Given problem: Check each line of the listing below for the string "bằng", and copy the ones that have it.

"""

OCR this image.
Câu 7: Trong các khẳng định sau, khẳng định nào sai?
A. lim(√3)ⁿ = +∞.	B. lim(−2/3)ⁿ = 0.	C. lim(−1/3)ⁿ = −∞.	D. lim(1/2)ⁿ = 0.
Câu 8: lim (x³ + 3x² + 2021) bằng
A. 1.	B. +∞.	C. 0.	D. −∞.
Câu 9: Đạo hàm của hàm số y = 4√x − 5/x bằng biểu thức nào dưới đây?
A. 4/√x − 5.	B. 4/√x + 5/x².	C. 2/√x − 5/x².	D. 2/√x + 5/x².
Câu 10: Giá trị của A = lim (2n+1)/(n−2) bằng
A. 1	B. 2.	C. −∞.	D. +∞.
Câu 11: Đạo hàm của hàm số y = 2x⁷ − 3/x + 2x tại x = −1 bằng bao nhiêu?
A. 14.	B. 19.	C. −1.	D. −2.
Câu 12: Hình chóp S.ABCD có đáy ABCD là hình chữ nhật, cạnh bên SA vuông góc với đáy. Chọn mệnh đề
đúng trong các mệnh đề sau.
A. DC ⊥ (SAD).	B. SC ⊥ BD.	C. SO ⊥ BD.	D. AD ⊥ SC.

"""
"""

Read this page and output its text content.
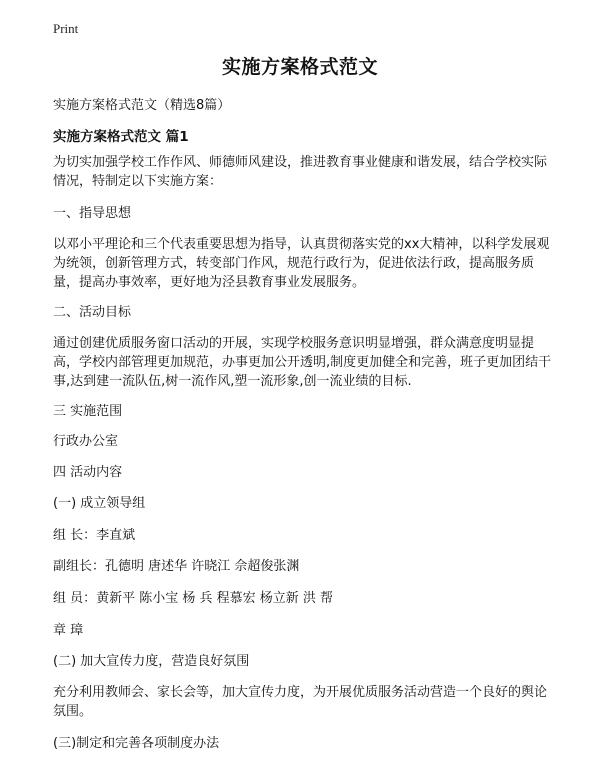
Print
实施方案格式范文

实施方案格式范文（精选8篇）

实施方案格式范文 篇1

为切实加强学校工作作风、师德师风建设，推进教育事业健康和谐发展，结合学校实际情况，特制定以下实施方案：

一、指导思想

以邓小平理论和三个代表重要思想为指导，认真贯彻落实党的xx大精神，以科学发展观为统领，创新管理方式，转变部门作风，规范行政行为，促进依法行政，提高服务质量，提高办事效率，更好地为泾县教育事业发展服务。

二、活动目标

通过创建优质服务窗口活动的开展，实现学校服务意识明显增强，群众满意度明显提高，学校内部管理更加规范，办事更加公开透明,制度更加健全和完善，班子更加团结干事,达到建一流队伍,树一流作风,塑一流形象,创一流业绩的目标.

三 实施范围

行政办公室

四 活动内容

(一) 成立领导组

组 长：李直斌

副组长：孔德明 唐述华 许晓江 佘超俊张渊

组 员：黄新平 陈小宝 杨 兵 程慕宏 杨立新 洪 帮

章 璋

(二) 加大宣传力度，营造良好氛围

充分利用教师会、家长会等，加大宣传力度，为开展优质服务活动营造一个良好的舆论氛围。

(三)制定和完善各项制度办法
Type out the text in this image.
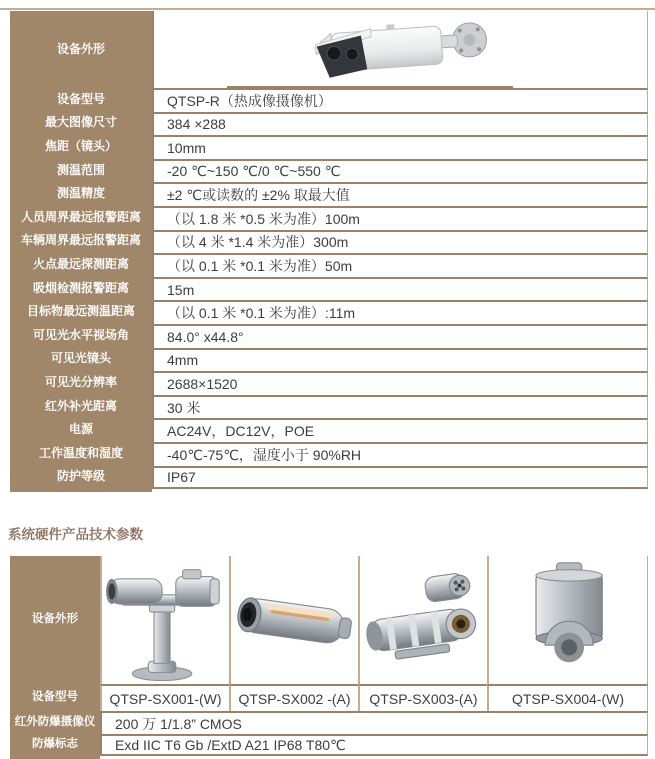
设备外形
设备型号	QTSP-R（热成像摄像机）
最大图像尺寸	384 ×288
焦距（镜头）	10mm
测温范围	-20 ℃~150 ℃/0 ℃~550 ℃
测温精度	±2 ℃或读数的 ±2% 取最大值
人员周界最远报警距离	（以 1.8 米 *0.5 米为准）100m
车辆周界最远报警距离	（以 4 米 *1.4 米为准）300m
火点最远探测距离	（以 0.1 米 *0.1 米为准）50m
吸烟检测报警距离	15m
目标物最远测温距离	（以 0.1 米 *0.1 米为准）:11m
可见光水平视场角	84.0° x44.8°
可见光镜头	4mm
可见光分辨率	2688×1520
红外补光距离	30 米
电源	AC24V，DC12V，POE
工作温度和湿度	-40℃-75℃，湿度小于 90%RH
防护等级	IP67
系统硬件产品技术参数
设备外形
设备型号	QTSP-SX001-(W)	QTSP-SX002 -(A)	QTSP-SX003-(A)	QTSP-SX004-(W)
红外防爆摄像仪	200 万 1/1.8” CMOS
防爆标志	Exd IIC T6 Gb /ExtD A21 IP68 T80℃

"""

Solution to the problem:
Câu 8: lim (x³ + 3x² + 2021) bằng
Câu 9: Đạo hàm của hàm số y = 4√x − 5/x bằng biểu thức nào dưới đây?
Câu 10: Giá trị của A = lim (2n+1)/(n−2) bằng
Câu 11: Đạo hàm của hàm số y = 2x⁷ − 3/x + 2x tại x = −1 bằng bao nhiêu?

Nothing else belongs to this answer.